## Stated exercise
Copy the following records word for word, reproducing every line.

## Records to process
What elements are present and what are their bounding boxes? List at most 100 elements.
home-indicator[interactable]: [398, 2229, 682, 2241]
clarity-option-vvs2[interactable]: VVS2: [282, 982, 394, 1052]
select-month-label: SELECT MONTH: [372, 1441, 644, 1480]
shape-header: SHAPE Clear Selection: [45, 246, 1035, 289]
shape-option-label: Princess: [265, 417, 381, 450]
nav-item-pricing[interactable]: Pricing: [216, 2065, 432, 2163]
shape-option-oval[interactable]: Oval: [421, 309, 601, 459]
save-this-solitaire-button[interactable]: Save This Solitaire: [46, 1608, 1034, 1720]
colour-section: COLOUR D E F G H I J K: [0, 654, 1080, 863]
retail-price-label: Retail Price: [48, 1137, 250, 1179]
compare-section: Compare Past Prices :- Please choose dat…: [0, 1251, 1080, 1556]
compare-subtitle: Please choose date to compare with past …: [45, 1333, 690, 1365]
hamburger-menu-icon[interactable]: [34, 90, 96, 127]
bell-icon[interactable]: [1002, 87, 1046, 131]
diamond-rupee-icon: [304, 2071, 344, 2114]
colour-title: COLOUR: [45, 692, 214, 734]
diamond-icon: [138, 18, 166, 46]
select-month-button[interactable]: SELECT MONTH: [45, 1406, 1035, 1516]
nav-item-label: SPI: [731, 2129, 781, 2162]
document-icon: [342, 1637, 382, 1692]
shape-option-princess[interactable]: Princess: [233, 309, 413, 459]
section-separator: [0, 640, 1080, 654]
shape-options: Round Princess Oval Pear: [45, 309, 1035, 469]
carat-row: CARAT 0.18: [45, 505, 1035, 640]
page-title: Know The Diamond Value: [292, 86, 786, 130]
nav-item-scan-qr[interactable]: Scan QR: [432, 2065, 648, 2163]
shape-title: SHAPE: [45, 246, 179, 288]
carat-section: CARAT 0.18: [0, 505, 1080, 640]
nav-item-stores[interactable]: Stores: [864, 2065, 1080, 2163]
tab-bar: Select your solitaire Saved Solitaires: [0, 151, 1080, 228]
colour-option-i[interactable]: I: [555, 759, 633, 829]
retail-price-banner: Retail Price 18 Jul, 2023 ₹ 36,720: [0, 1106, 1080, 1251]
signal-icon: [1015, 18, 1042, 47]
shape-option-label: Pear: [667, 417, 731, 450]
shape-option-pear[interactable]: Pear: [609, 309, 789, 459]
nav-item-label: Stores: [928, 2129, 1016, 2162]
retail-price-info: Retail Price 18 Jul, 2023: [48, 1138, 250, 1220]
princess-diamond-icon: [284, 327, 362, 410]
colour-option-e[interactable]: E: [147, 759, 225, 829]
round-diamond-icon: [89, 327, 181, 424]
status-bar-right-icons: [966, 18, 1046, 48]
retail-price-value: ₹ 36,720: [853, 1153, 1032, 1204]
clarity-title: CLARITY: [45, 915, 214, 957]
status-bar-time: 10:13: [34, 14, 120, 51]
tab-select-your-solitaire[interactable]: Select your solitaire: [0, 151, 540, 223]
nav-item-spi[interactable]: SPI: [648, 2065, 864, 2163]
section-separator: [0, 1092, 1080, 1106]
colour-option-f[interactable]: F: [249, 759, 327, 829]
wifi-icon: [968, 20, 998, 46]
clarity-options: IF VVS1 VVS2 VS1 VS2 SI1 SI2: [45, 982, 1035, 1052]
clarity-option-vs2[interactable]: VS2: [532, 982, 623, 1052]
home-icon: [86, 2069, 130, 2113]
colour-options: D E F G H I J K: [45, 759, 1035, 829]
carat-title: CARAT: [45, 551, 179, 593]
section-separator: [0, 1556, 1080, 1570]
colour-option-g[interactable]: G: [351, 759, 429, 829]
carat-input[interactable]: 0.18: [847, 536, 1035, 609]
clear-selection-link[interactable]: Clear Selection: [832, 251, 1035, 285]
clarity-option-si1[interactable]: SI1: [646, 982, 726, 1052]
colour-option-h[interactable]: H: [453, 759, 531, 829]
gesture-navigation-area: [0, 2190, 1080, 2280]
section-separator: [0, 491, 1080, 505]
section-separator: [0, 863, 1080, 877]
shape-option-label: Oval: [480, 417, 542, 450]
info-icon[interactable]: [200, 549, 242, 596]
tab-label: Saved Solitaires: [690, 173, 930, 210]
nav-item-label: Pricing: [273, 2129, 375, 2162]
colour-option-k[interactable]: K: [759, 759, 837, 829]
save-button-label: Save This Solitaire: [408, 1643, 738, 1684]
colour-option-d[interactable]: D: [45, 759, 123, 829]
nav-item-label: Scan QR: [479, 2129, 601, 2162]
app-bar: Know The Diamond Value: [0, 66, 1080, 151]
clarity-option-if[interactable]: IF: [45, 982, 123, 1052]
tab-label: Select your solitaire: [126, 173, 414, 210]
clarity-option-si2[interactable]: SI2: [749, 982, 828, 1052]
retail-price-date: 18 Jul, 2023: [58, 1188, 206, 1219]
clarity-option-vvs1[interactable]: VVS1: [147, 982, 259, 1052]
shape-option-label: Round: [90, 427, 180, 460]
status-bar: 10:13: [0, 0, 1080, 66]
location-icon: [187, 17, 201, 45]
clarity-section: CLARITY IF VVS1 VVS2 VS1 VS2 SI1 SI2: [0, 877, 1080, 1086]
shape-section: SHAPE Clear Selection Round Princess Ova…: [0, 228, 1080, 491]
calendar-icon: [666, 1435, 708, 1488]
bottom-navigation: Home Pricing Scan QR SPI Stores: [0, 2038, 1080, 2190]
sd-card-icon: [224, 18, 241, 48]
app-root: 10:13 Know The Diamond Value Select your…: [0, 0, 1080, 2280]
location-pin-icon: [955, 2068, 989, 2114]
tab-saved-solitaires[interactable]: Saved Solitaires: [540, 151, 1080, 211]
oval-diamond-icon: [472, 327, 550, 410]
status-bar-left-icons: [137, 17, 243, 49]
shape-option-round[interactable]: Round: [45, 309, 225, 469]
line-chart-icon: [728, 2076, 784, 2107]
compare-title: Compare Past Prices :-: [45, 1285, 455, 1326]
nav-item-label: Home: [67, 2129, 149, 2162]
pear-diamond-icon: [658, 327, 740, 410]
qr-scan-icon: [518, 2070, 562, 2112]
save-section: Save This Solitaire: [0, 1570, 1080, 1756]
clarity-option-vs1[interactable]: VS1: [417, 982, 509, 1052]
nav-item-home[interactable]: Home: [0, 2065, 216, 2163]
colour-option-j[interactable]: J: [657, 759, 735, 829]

## Answer to this exercise
What elements are present and what are their bounding boxes? List at most 100 elements.
home-indicator[interactable]: [398, 2229, 682, 2241]
clarity-option-vvs2[interactable]: VVS2: [282, 982, 394, 1052]
select-month-label: SELECT MONTH: [372, 1441, 644, 1480]
shape-header: SHAPE Clear Selection: [45, 246, 1035, 289]
shape-option-label: Princess: [265, 417, 381, 450]
nav-item-pricing[interactable]: Pricing: [216, 2065, 432, 2163]
shape-option-oval[interactable]: Oval: [421, 309, 601, 459]
save-this-solitaire-button[interactable]: Save This Solitaire: [46, 1608, 1034, 1720]
colour-section: COLOUR D E F G H I J K: [0, 654, 1080, 863]
retail-price-label: Retail Price: [48, 1137, 250, 1179]
compare-section: Compare Past Prices :- Please choose dat…: [0, 1251, 1080, 1556]
compare-subtitle: Please choose date to compare with past …: [45, 1333, 690, 1365]
hamburger-menu-icon[interactable]: [34, 90, 96, 127]
bell-icon[interactable]: [1002, 87, 1046, 131]
diamond-rupee-icon: [304, 2071, 344, 2114]
colour-title: COLOUR: [45, 692, 214, 734]
diamond-icon: [138, 18, 166, 46]
select-month-button[interactable]: SELECT MONTH: [45, 1406, 1035, 1516]
nav-item-label: SPI: [731, 2129, 781, 2162]
document-icon: [342, 1637, 382, 1692]
shape-option-princess[interactable]: Princess: [233, 309, 413, 459]
section-separator: [0, 640, 1080, 654]
shape-options: Round Princess Oval Pear: [45, 309, 1035, 469]
carat-row: CARAT 0.18: [45, 505, 1035, 640]
page-title: Know The Diamond Value: [292, 86, 786, 130]
nav-item-scan-qr[interactable]: Scan QR: [432, 2065, 648, 2163]
shape-title: SHAPE: [45, 246, 179, 288]
carat-section: CARAT 0.18: [0, 505, 1080, 640]
nav-item-stores[interactable]: Stores: [864, 2065, 1080, 2163]
tab-bar: Select your solitaire Saved Solitaires: [0, 151, 1080, 228]
colour-option-i[interactable]: I: [555, 759, 633, 829]
retail-price-banner: Retail Price 18 Jul, 2023 ₹ 36,720: [0, 1106, 1080, 1251]
signal-icon: [1015, 18, 1042, 47]
shape-option-label: Pear: [667, 417, 731, 450]
shape-option-pear[interactable]: Pear: [609, 309, 789, 459]
nav-item-label: Stores: [928, 2129, 1016, 2162]
retail-price-info: Retail Price 18 Jul, 2023: [48, 1138, 250, 1220]
princess-diamond-icon: [284, 327, 362, 410]
colour-option-e[interactable]: E: [147, 759, 225, 829]
round-diamond-icon: [89, 327, 181, 424]
status-bar-right-icons: [966, 18, 1046, 48]
retail-price-value: ₹ 36,720: [853, 1153, 1032, 1204]
clarity-title: CLARITY: [45, 915, 214, 957]
status-bar-time: 10:13: [34, 14, 120, 51]
tab-select-your-solitaire[interactable]: Select your solitaire: [0, 151, 540, 223]
nav-item-spi[interactable]: SPI: [648, 2065, 864, 2163]
section-separator: [0, 1092, 1080, 1106]
colour-option-f[interactable]: F: [249, 759, 327, 829]
wifi-icon: [968, 20, 998, 46]
clarity-options: IF VVS1 VVS2 VS1 VS2 SI1 SI2: [45, 982, 1035, 1052]
clarity-option-vs2[interactable]: VS2: [532, 982, 623, 1052]
home-icon: [86, 2069, 130, 2113]
colour-options: D E F G H I J K: [45, 759, 1035, 829]
carat-title: CARAT: [45, 551, 179, 593]
section-separator: [0, 1556, 1080, 1570]
colour-option-g[interactable]: G: [351, 759, 429, 829]
carat-input[interactable]: 0.18: [847, 536, 1035, 609]
clear-selection-link[interactable]: Clear Selection: [832, 251, 1035, 285]
clarity-option-si1[interactable]: SI1: [646, 982, 726, 1052]
colour-option-h[interactable]: H: [453, 759, 531, 829]
gesture-navigation-area: [0, 2190, 1080, 2280]
section-separator: [0, 491, 1080, 505]
section-separator: [0, 863, 1080, 877]
shape-option-label: Oval: [480, 417, 542, 450]
info-icon[interactable]: [200, 549, 242, 596]
tab-label: Saved Solitaires: [690, 173, 930, 210]
nav-item-label: Pricing: [273, 2129, 375, 2162]
colour-option-k[interactable]: K: [759, 759, 837, 829]
save-button-label: Save This Solitaire: [408, 1643, 738, 1684]
colour-option-d[interactable]: D: [45, 759, 123, 829]
nav-item-label: Scan QR: [479, 2129, 601, 2162]
app-bar: Know The Diamond Value: [0, 66, 1080, 151]
clarity-option-if[interactable]: IF: [45, 982, 123, 1052]
tab-label: Select your solitaire: [126, 173, 414, 210]
clarity-option-si2[interactable]: SI2: [749, 982, 828, 1052]
retail-price-date: 18 Jul, 2023: [58, 1188, 206, 1219]
clarity-option-vvs1[interactable]: VVS1: [147, 982, 259, 1052]
shape-option-label: Round: [90, 427, 180, 460]
status-bar: 10:13: [0, 0, 1080, 66]
location-icon: [187, 17, 201, 45]
clarity-section: CLARITY IF VVS1 VVS2 VS1 VS2 SI1 SI2: [0, 877, 1080, 1086]
shape-section: SHAPE Clear Selection Round Princess Ova…: [0, 228, 1080, 491]
calendar-icon: [666, 1435, 708, 1488]
bottom-navigation: Home Pricing Scan QR SPI Stores: [0, 2038, 1080, 2190]
sd-card-icon: [224, 18, 241, 48]
app-root: 10:13 Know The Diamond Value Select your…: [0, 0, 1080, 2280]
location-pin-icon: [955, 2068, 989, 2114]
tab-saved-solitaires[interactable]: Saved Solitaires: [540, 151, 1080, 211]
oval-diamond-icon: [472, 327, 550, 410]
status-bar-left-icons: [137, 17, 243, 49]
shape-option-round[interactable]: Round: [45, 309, 225, 469]
line-chart-icon: [728, 2076, 784, 2107]
compare-title: Compare Past Prices :-: [45, 1285, 455, 1326]
nav-item-label: Home: [67, 2129, 149, 2162]
pear-diamond-icon: [658, 327, 740, 410]
qr-scan-icon: [518, 2070, 562, 2112]
save-section: Save This Solitaire: [0, 1570, 1080, 1756]
clarity-option-vs1[interactable]: VS1: [417, 982, 509, 1052]
nav-item-home[interactable]: Home: [0, 2065, 216, 2163]
colour-option-j[interactable]: J: [657, 759, 735, 829]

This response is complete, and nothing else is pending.